ÉNONCÉ 1 → Relevez tous les segments placés entre parenthèses dans le passage choisi.
ÉNONCÉ 2 → Recopiez fidèlement le passage choisi, de « Mais en fin, qui » à « quelle horreur ! ».

Il y a même un autre pas qui a été franchi, ces jours-ci. En dehors des cercles familiaux, une caissière bienveillante peut maintenant trouver légitime de demander affectueusement à un client –jugé vieux- de ne plus venir, de ne plus sortir ! L’autre jour, dans la queue devant le super marché, une discussion autour de qui était le plus jeune des vieux de la file s’est enclenchée. Avec le sourire, les seniors du groupe, ont commencé à se taquiner les uns autres : parce que les plus jeunes avaient donné la priorité à une dame qui ne faisait que paraître plus âgée. Mais elle ne l’était pas, une autre dame était plus éligible à l’opération griller la queue! C’était à peine s’il fallait prouver son état civil.

Ce n’était pas amusant : Il y avait, derrière cette montée soudaine d’affection, une humiliation certaine.

Mais en fin, qui es-tu, et qui je suis pour nous permettre de dire à nos parents s’ils peuvent ou ne peuvent pas sortir ? Que sommes-nous donc devenus (en à peine une dizaine de jours) pour nous retrouver à négocier avec nos aînés leur autorisation de circuler, l’étendue de leurs champs de mouvement ? « D’accord maman, oui, tu peux aller ici, là et là ; mais seulement quand il fait beau. Mais (je t’en supplie, je t’en conjure) tu ne mets pas les pieds ici, ici ou ici ». Mais quelle horreur !

Entre hier et aujourd’hui, le discours général est en train de chavirer, j'ai l'impression que l'on prépare les gens à revenir au travail (dans n’importe quelles conditions). En Tunisie comme ailleurs, l’idée de l’immunité collective re-circule, bien enrobée dans du glaçage de doutes affectueux, d’esprit critique, de tâtonnements scientifiques… Quand il y a seulement quelques jours, la majorité des médecins défendaient avec acharnement l’idée d'un confinement strict et général, ces dernières heures sont apparus d’autres (quelques fois les mêmes mais qui ont changé d'avis) et qui sont en train de discrètement lancer des ballons avec en gros l’idée qu' « Il faudrait confiner les populations à risque, et laisser les autres acquérir une immunité et revenir au travail ». Et c’est exactement là où je veux en venir.

LISTE →
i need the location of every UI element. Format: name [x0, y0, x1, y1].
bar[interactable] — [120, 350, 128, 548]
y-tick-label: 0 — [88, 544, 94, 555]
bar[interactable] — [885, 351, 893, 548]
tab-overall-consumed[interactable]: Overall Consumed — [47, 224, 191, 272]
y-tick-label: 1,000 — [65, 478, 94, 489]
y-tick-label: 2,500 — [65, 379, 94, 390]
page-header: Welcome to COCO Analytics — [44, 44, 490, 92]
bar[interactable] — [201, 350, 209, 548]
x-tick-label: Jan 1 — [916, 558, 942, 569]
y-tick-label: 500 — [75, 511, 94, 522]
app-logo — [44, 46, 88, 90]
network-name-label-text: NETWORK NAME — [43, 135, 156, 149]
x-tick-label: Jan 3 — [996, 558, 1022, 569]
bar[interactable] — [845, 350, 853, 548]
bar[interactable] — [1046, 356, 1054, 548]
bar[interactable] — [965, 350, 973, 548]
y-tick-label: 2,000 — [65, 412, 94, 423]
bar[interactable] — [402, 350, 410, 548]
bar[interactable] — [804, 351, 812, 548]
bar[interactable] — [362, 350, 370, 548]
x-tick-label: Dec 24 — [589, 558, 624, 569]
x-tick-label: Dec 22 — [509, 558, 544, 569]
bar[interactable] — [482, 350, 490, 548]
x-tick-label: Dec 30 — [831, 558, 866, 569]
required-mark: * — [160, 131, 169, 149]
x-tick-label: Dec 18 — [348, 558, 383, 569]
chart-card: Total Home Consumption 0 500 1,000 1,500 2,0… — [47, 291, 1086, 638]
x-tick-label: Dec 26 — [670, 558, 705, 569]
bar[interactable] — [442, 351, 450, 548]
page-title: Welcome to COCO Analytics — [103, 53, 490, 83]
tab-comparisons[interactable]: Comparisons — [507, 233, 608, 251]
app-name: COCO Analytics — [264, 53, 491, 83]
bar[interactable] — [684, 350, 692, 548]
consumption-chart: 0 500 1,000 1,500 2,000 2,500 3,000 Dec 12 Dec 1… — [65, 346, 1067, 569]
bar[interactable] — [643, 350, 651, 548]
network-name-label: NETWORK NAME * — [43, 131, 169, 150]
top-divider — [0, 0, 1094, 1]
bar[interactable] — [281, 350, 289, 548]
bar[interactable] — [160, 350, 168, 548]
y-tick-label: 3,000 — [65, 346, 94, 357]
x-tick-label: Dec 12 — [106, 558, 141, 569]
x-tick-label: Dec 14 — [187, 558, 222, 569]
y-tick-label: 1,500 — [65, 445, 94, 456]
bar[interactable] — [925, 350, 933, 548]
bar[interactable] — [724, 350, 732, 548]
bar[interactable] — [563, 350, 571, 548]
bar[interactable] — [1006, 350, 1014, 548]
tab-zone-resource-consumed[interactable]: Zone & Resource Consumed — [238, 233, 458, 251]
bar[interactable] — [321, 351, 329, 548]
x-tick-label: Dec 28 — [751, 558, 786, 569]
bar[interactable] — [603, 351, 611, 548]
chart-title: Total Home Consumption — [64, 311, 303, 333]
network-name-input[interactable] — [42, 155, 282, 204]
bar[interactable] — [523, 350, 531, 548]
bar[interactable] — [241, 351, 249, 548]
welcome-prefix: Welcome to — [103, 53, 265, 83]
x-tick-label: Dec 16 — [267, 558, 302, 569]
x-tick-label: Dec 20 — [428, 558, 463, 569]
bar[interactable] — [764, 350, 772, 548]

CORRIGÉ 1 →
- en à peine une dizaine de jours
- je t'en supplie, je t'en conjure
- dans n'importe quelles conditions
- quelques fois les mêmes mais qui ont changé d'avis

CORRIGÉ 2 →
Mais en fin, qui es-tu, et qui je suis pour nous permettre de dire à nos parents s’ils peuvent ou ne peuvent pas sortir ? Que sommes-nous donc devenus (en à peine une dizaine de jours) pour nous retrouver à négocier avec nos aînés leur autorisation de circuler, l’étendue de leurs champs de mouvement ? « D’accord maman, oui, tu peux aller ici, là et là ; mais seulement quand il fait beau. Mais (je t’en supplie, je t’en conjure) tu ne mets pas les pieds ici, ici ou ici ». Mais quelle horreur !